# start of SUPPLIED DATA
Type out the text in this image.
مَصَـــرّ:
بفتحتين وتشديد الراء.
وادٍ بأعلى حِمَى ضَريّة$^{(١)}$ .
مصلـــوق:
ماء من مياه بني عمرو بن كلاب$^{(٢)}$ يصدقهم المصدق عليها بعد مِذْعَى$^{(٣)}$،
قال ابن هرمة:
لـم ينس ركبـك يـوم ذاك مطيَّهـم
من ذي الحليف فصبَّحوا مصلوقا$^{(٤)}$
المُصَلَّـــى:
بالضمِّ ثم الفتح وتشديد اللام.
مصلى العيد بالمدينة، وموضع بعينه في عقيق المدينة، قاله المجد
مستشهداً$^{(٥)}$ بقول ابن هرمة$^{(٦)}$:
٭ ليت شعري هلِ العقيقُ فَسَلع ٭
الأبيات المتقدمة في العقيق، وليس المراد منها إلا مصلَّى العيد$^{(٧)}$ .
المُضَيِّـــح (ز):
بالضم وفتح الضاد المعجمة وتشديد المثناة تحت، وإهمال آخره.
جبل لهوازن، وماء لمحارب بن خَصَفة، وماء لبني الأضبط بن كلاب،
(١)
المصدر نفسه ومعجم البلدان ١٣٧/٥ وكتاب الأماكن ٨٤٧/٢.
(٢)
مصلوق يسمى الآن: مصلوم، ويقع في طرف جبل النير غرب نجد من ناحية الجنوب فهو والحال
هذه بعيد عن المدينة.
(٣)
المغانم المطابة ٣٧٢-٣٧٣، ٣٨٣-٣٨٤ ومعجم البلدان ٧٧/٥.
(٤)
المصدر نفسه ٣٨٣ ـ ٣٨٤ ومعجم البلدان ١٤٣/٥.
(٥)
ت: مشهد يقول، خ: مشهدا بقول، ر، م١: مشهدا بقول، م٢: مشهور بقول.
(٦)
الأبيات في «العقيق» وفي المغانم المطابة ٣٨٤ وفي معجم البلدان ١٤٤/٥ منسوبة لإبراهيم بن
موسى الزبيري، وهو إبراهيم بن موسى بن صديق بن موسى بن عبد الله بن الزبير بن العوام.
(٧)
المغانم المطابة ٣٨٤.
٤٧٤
# end of SUPPLIED DATA
[WRITTEN EXERCISE] Reproduce the material above, every line of it, exactly.

[TASK OUTPUT]
Type out the text in this image.
مَصَـــرّ:
بفتحتين وتشديد الراء.
وادٍ بأعلى حِمَى ضَريّة$^{(١)}$ .
مصلـــوق:
ماء من مياه بني عمرو بن كلاب$^{(٢)}$ يصدقهم المصدق عليها بعد مِذْعَى$^{(٣)}$،
قال ابن هرمة:
لـم ينس ركبـك يـوم ذاك مطيَّهـم
من ذي الحليف فصبَّحوا مصلوقا$^{(٤)}$
المُصَلَّـــى:
بالضمِّ ثم الفتح وتشديد اللام.
مصلى العيد بالمدينة، وموضع بعينه في عقيق المدينة، قاله المجد
مستشهداً$^{(٥)}$ بقول ابن هرمة$^{(٦)}$:
٭ ليت شعري هلِ العقيقُ فَسَلع ٭
الأبيات المتقدمة في العقيق، وليس المراد منها إلا مصلَّى العيد$^{(٧)}$ .
المُضَيِّـــح (ز):
بالضم وفتح الضاد المعجمة وتشديد المثناة تحت، وإهمال آخره.
جبل لهوازن، وماء لمحارب بن خَصَفة، وماء لبني الأضبط بن كلاب،
(١)
المصدر نفسه ومعجم البلدان ١٣٧/٥ وكتاب الأماكن ٨٤٧/٢.
(٢)
مصلوق يسمى الآن: مصلوم، ويقع في طرف جبل النير غرب نجد من ناحية الجنوب فهو والحال
هذه بعيد عن المدينة.
(٣)
المغانم المطابة ٣٧٢-٣٧٣، ٣٨٣-٣٨٤ ومعجم البلدان ٧٧/٥.
(٤)
المصدر نفسه ٣٨٣ ـ ٣٨٤ ومعجم البلدان ١٤٣/٥.
(٥)
ت: مشهد يقول، خ: مشهدا بقول، ر، م١: مشهدا بقول، م٢: مشهور بقول.
(٦)
الأبيات في «العقيق» وفي المغانم المطابة ٣٨٤ وفي معجم البلدان ١٤٤/٥ منسوبة لإبراهيم بن
موسى الزبيري، وهو إبراهيم بن موسى بن صديق بن موسى بن عبد الله بن الزبير بن العوام.
(٧)
المغانم المطابة ٣٨٤.
٤٧٤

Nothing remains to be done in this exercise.